• _Objective_
Set down the data below without change, skipping the pictures it holds.

(Entries from a dataset)

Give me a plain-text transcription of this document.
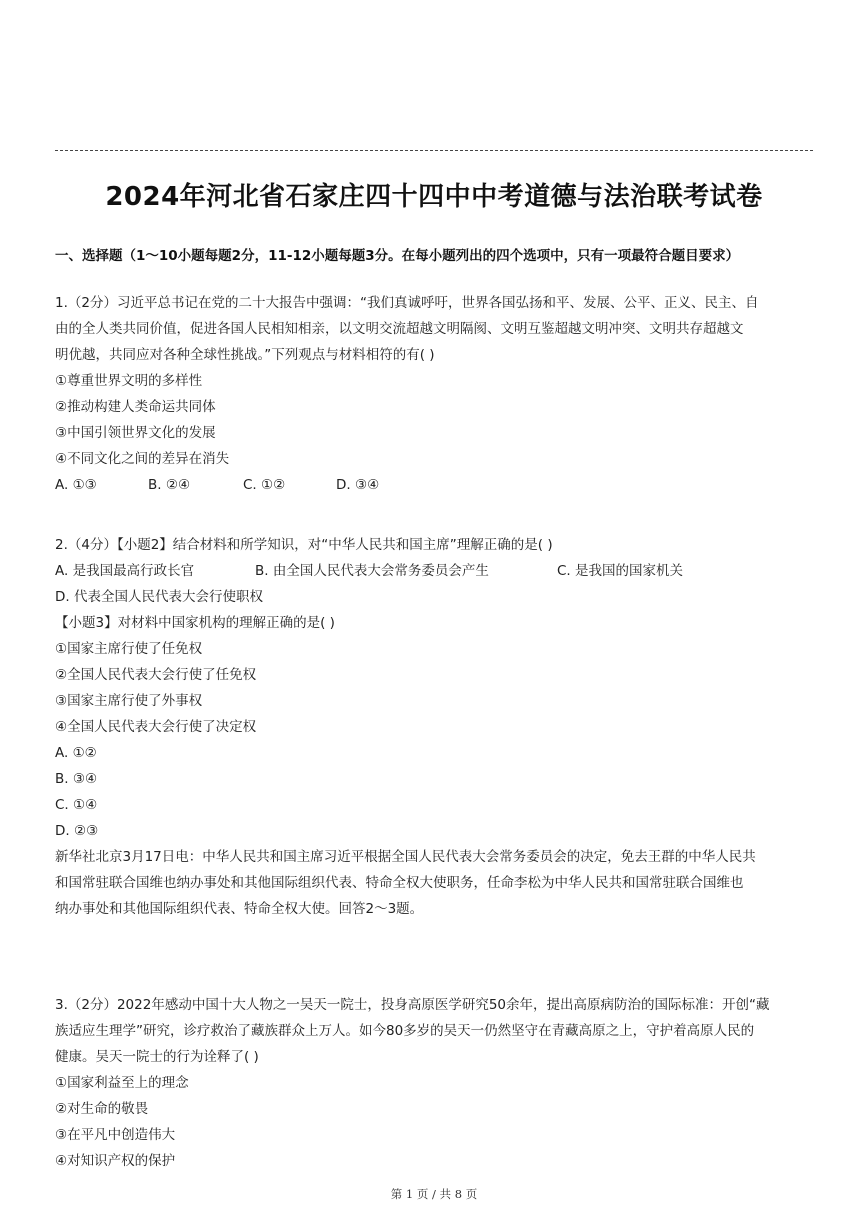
2024年河北省石家庄四十四中中考道德与法治联考试卷
一、选择题（1～10小题每题2分，11-12小题每题3分。在每小题列出的四个选项中，只有一项最符合题目要求）
1.（2分）习近平总书记在党的二十大报告中强调：“我们真诚呼吁，世界各国弘扬和平、发展、公平、正义、民主、自
由的全人类共同价值，促进各国人民相知相亲，以文明交流超越文明隔阂、文明互鉴超越文明冲突、文明共存超越文
明优越，共同应对各种全球性挑战。”下列观点与材料相符的有( )
①尊重世界文明的多样性
②推动构建人类命运共同体
③中国引领世界文化的发展
④不同文化之间的差异在消失
A. ①③	B. ②④	C. ①②	D. ③④
2.（4分）【小题2】结合材料和所学知识，对“中华人民共和国主席”理解正确的是( )
A. 是我国最高行政长官	B. 由全国人民代表大会常务委员会产生	C. 是我国的国家机关
D. 代表全国人民代表大会行使职权
【小题3】对材料中国家机构的理解正确的是( )
①国家主席行使了任免权
②全国人民代表大会行使了任免权
③国家主席行使了外事权
④全国人民代表大会行使了决定权
A. ①②
B. ③④
C. ①④
D. ②③
新华社北京3月17日电：中华人民共和国主席习近平根据全国人民代表大会常务委员会的决定，免去王群的中华人民共
和国常驻联合国维也纳办事处和其他国际组织代表、特命全权大使职务，任命李松为中华人民共和国常驻联合国维也
纳办事处和其他国际组织代表、特命全权大使。回答2～3题。
3.（2分）2022年感动中国十大人物之一吴天一院士，投身高原医学研究50余年，提出高原病防治的国际标准：开创“藏
族适应生理学”研究，诊疗救治了藏族群众上万人。如今80多岁的吴天一仍然坚守在青藏高原之上，守护着高原人民的
健康。吴天一院士的行为诠释了( )
①国家利益至上的理念
②对生命的敬畏
③在平凡中创造伟大
④对知识产权的保护
第 1 页 / 共 8 页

• _Correct result_
Give me a plain-text transcription of this document.
2024年河北省石家庄四十四中中考道德与法治联考试卷
一、选择题（1～10小题每题2分，11-12小题每题3分。在每小题列出的四个选项中，只有一项最符合题目要求）
1.（2分）习近平总书记在党的二十大报告中强调：“我们真诚呼吁，世界各国弘扬和平、发展、公平、正义、民主、自
由的全人类共同价值，促进各国人民相知相亲，以文明交流超越文明隔阂、文明互鉴超越文明冲突、文明共存超越文
明优越，共同应对各种全球性挑战。”下列观点与材料相符的有( )
①尊重世界文明的多样性
②推动构建人类命运共同体
③中国引领世界文化的发展
④不同文化之间的差异在消失
A. ①③	B. ②④	C. ①②	D. ③④
2.（4分）【小题2】结合材料和所学知识，对“中华人民共和国主席”理解正确的是( )
A. 是我国最高行政长官	B. 由全国人民代表大会常务委员会产生	C. 是我国的国家机关
D. 代表全国人民代表大会行使职权
【小题3】对材料中国家机构的理解正确的是( )
①国家主席行使了任免权
②全国人民代表大会行使了任免权
③国家主席行使了外事权
④全国人民代表大会行使了决定权
A. ①②
B. ③④
C. ①④
D. ②③
新华社北京3月17日电：中华人民共和国主席习近平根据全国人民代表大会常务委员会的决定，免去王群的中华人民共
和国常驻联合国维也纳办事处和其他国际组织代表、特命全权大使职务，任命李松为中华人民共和国常驻联合国维也
纳办事处和其他国际组织代表、特命全权大使。回答2～3题。
3.（2分）2022年感动中国十大人物之一吴天一院士，投身高原医学研究50余年，提出高原病防治的国际标准：开创“藏
族适应生理学”研究，诊疗救治了藏族群众上万人。如今80多岁的吴天一仍然坚守在青藏高原之上，守护着高原人民的
健康。吴天一院士的行为诠释了( )
①国家利益至上的理念
②对生命的敬畏
③在平凡中创造伟大
④对知识产权的保护
第 1 页 / 共 8 页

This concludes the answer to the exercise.